■ SET EXERCISE ■
Exact reproduction of the data is required, with images excluded.

==== TASK MATERIAL ====

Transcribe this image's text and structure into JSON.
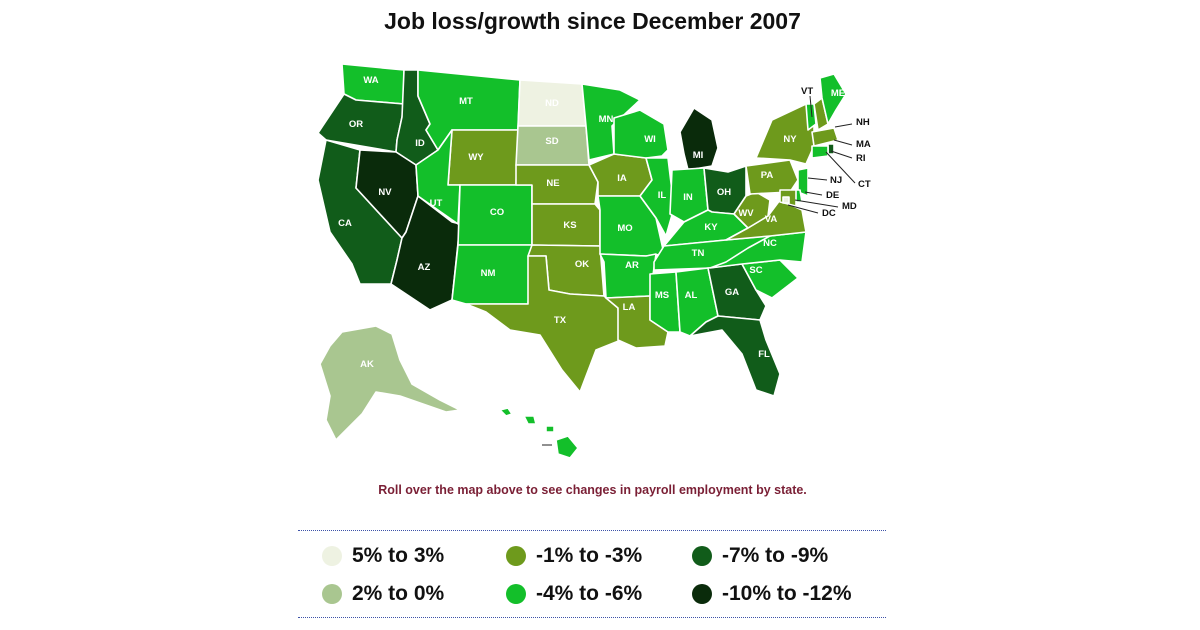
{
  "title": "Job loss/growth since December 2007",
  "instruction": "Roll over the map above to see changes in payroll employment by state.",
  "legend": [
    {
      "label": "5% to 3%",
      "color": "#eef2e2"
    },
    {
      "label": "2% to 0%",
      "color": "#a9c690"
    },
    {
      "label": "-1% to -3%",
      "color": "#6e9a1c"
    },
    {
      "label": "-4% to -6%",
      "color": "#13bf2a"
    },
    {
      "label": "-7% to -9%",
      "color": "#115c1a"
    },
    {
      "label": "-10% to -12%",
      "color": "#0a2b0b"
    }
  ],
  "states": {
    "WA": 3,
    "OR": 4,
    "CA": 4,
    "ID": 4,
    "NV": 5,
    "AZ": 5,
    "MT": 3,
    "WY": 2,
    "UT": 3,
    "CO": 3,
    "NM": 3,
    "ND": 0,
    "SD": 1,
    "NE": 2,
    "KS": 2,
    "OK": 2,
    "TX": 2,
    "MN": 3,
    "IA": 2,
    "MO": 3,
    "AR": 3,
    "LA": 2,
    "WI": 3,
    "IL": 3,
    "MI": 5,
    "IN": 3,
    "OH": 4,
    "KY": 3,
    "TN": 3,
    "MS": 3,
    "AL": 3,
    "GA": 4,
    "FL": 4,
    "SC": 3,
    "NC": 3,
    "VA": 2,
    "WV": 2,
    "PA": 2,
    "NY": 2,
    "VT": 3,
    "NH": 2,
    "ME": 3,
    "MA": 2,
    "RI": 4,
    "CT": 3,
    "NJ": 3,
    "DE": 3,
    "MD": 2,
    "DC": 0,
    "AK": 1,
    "HI": 3
  }
}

====

■ TASK SOLUTION ■
Transcribe this image's text and structure into JSON.
{
  "title": "Job loss/growth since December 2007",
  "instruction": "Roll over the map above to see changes in payroll employment by state.",
  "legend": [
    {
      "label": "5% to 3%",
      "color": "#eef2e2"
    },
    {
      "label": "2% to 0%",
      "color": "#a9c690"
    },
    {
      "label": "-1% to -3%",
      "color": "#6e9a1c"
    },
    {
      "label": "-4% to -6%",
      "color": "#13bf2a"
    },
    {
      "label": "-7% to -9%",
      "color": "#115c1a"
    },
    {
      "label": "-10% to -12%",
      "color": "#0a2b0b"
    }
  ],
  "states": {
    "WA": 3,
    "OR": 4,
    "CA": 4,
    "ID": 4,
    "NV": 5,
    "AZ": 5,
    "MT": 3,
    "WY": 2,
    "UT": 3,
    "CO": 3,
    "NM": 3,
    "ND": 0,
    "SD": 1,
    "NE": 2,
    "KS": 2,
    "OK": 2,
    "TX": 2,
    "MN": 3,
    "IA": 2,
    "MO": 3,
    "AR": 3,
    "LA": 2,
    "WI": 3,
    "IL": 3,
    "MI": 5,
    "IN": 3,
    "OH": 4,
    "KY": 3,
    "TN": 3,
    "MS": 3,
    "AL": 3,
    "GA": 4,
    "FL": 4,
    "SC": 3,
    "NC": 3,
    "VA": 2,
    "WV": 2,
    "PA": 2,
    "NY": 2,
    "VT": 3,
    "NH": 2,
    "ME": 3,
    "MA": 2,
    "RI": 4,
    "CT": 3,
    "NJ": 3,
    "DE": 3,
    "MD": 2,
    "DC": 0,
    "AK": 1,
    "HI": 3
  }
}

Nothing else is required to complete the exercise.